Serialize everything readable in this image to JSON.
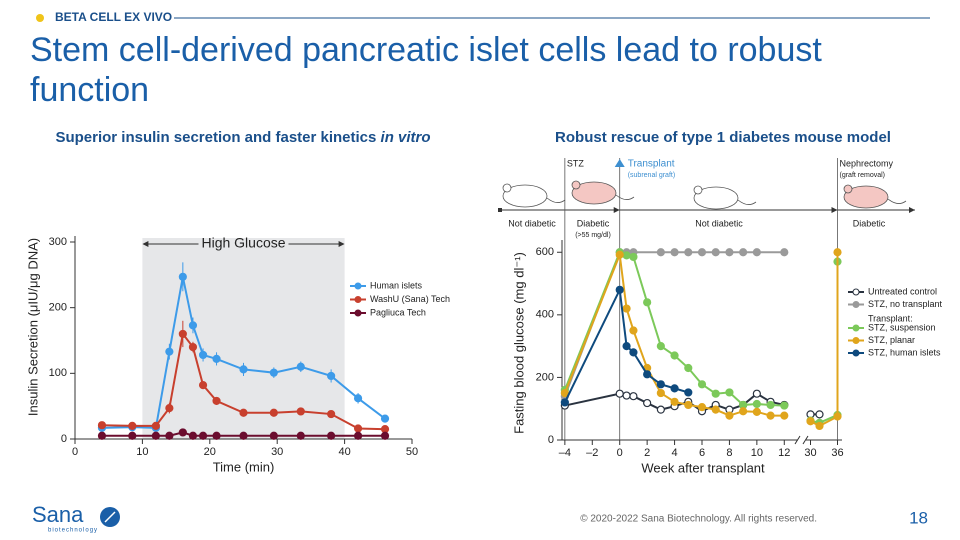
{
  "header": {
    "tag": "BETA CELL EX VIVO",
    "title": "Stem cell-derived pancreatic islet cells lead to robust function"
  },
  "chart_data": [
    {
      "type": "line",
      "title": "Superior insulin secretion and faster kinetics",
      "title_italic": "in vitro",
      "x_label": "Time (min)",
      "y_label": "Insulin Secretion (μIU/μg DNA)",
      "x": [
        4,
        8.5,
        12,
        14,
        16,
        17.5,
        19,
        21,
        25,
        29.5,
        33.5,
        38,
        42,
        46
      ],
      "series": [
        {
          "name": "Human islets",
          "color": "#3d9be9",
          "values": [
            17,
            18,
            17,
            133,
            247,
            173,
            128,
            122,
            106,
            101,
            110,
            96,
            62,
            31
          ],
          "errors": [
            4,
            3,
            3,
            12,
            22,
            12,
            10,
            10,
            10,
            8,
            8,
            10,
            8,
            3
          ]
        },
        {
          "name": "WashU (Sana) Tech",
          "color": "#c8402e",
          "values": [
            21,
            20,
            20,
            47,
            160,
            140,
            82,
            58,
            40,
            40,
            42,
            38,
            16,
            15
          ],
          "errors": [
            3,
            3,
            3,
            8,
            20,
            8,
            5,
            6,
            5,
            5,
            5,
            5,
            3,
            2
          ]
        },
        {
          "name": "Pagliuca Tech",
          "color": "#6b0d2e",
          "values": [
            5,
            5,
            5,
            5,
            10,
            5,
            5,
            5,
            5,
            5,
            5,
            5,
            5,
            5
          ]
        }
      ],
      "highlight": {
        "label": "High Glucose",
        "range": [
          10,
          40
        ]
      },
      "xlim": [
        0,
        50
      ],
      "xticks": [
        0,
        10,
        20,
        30,
        40,
        50
      ],
      "ylim": [
        0,
        300
      ],
      "yticks": [
        0,
        100,
        200,
        300
      ],
      "legend": "right"
    },
    {
      "type": "line",
      "title": "Robust rescue of type 1 diabetes mouse model",
      "x_label": "Week after transplant",
      "y_label": "Fasting blood glucose (mg dl⁻¹)",
      "series": [
        {
          "name": "Untreated control",
          "color": "#2a3340",
          "hollow": true,
          "x": [
            -4,
            0,
            0.5,
            1,
            2,
            3,
            4,
            5,
            6,
            7,
            8,
            9,
            10,
            11,
            12,
            null,
            30,
            32
          ],
          "values": [
            110,
            148,
            142,
            140,
            118,
            97,
            108,
            122,
            92,
            112,
            97,
            112,
            148,
            122,
            112,
            null,
            82,
            82
          ]
        },
        {
          "name": "STZ, no transplant",
          "color": "#9a9a9a",
          "x": [
            -4,
            0,
            0.5,
            1,
            3,
            4,
            5,
            6,
            7,
            8,
            9,
            10,
            12
          ],
          "values": [
            140,
            600,
            600,
            600,
            600,
            600,
            600,
            600,
            600,
            600,
            600,
            600,
            600
          ]
        },
        {
          "name": "STZ, suspension",
          "color": "#7cc95a",
          "x": [
            -4,
            0,
            0.5,
            1,
            2,
            3,
            4,
            5,
            6,
            7,
            8,
            9,
            10,
            11,
            12,
            null,
            30,
            32,
            36,
            36
          ],
          "values": [
            160,
            600,
            590,
            585,
            440,
            300,
            270,
            230,
            178,
            148,
            152,
            112,
            115,
            112,
            110,
            null,
            62,
            55,
            80,
            570
          ]
        },
        {
          "name": "STZ, planar",
          "color": "#e0a51c",
          "x": [
            -4,
            0,
            0.5,
            1,
            2,
            3,
            4,
            5,
            6,
            7,
            8,
            9,
            10,
            11,
            12,
            null,
            30,
            32,
            36,
            36
          ],
          "values": [
            150,
            592,
            420,
            350,
            230,
            150,
            122,
            112,
            105,
            97,
            78,
            92,
            90,
            78,
            78,
            null,
            60,
            45,
            75,
            600
          ]
        },
        {
          "name": "STZ, human islets",
          "color": "#0e4a7e",
          "x": [
            -4,
            0,
            0.5,
            1,
            2,
            3,
            4,
            5
          ],
          "values": [
            120,
            480,
            300,
            280,
            210,
            178,
            165,
            152
          ]
        }
      ],
      "legend_heading": "Transplant:",
      "events": [
        {
          "x": -4,
          "label": "STZ"
        },
        {
          "x": 0,
          "label": "Transplant",
          "note": "(subrenal graft)"
        },
        {
          "x": 36,
          "label": "Nephrectomy",
          "note": "(graft removal)"
        }
      ],
      "phases": [
        {
          "label": "Not diabetic"
        },
        {
          "label": "Diabetic",
          "note": "(>55 mg/dl)"
        },
        {
          "label": "Not diabetic"
        },
        {
          "label": "Diabetic"
        }
      ],
      "xlim": [
        -4.5,
        37
      ],
      "xbreak": [
        13,
        29
      ],
      "xticks": [
        {
          "value": -4,
          "label": "–4"
        },
        {
          "value": -2,
          "label": "–2"
        },
        0,
        2,
        4,
        6,
        8,
        10,
        12,
        30,
        36
      ],
      "ylim": [
        0,
        620
      ],
      "yticks": [
        0,
        200,
        400,
        600
      ],
      "legend": "right"
    }
  ],
  "footer": {
    "logo": "Sana",
    "logo_sub": "biotechnology",
    "copyright": "© 2020-2022 Sana Biotechnology. All rights reserved.",
    "page": "18"
  }
}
━━━━━━━━━━━━━━━━━━━━
Check each line of the records above for the word "color" and report how many lines have it, as a number only.

SOLUTION TO THIS EXERCISE:
8